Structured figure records
☆ ☆ ☆
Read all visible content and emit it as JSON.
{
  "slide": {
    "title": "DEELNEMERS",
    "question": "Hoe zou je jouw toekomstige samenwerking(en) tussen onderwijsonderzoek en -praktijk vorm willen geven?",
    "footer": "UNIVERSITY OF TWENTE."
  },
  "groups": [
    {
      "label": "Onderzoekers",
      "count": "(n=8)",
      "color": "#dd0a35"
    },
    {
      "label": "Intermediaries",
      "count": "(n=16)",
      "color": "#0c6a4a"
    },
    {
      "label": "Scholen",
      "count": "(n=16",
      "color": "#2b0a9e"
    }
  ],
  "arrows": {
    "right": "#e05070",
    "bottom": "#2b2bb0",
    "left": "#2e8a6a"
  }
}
☆ ☆ ☆
◆ THE EXERCISE:
Go through the listing above and restate it word for word.

◆ RESULT OF THE TASK:
Read all visible content and emit it as JSON.
{
  "slide": {
    "title": "DEELNEMERS",
    "question": "Hoe zou je jouw toekomstige samenwerking(en) tussen onderwijsonderzoek en -praktijk vorm willen geven?",
    "footer": "UNIVERSITY OF TWENTE."
  },
  "groups": [
    {
      "label": "Onderzoekers",
      "count": "(n=8)",
      "color": "#dd0a35"
    },
    {
      "label": "Intermediaries",
      "count": "(n=16)",
      "color": "#0c6a4a"
    },
    {
      "label": "Scholen",
      "count": "(n=16",
      "color": "#2b0a9e"
    }
  ],
  "arrows": {
    "right": "#e05070",
    "bottom": "#2b2bb0",
    "left": "#2e8a6a"
  }
}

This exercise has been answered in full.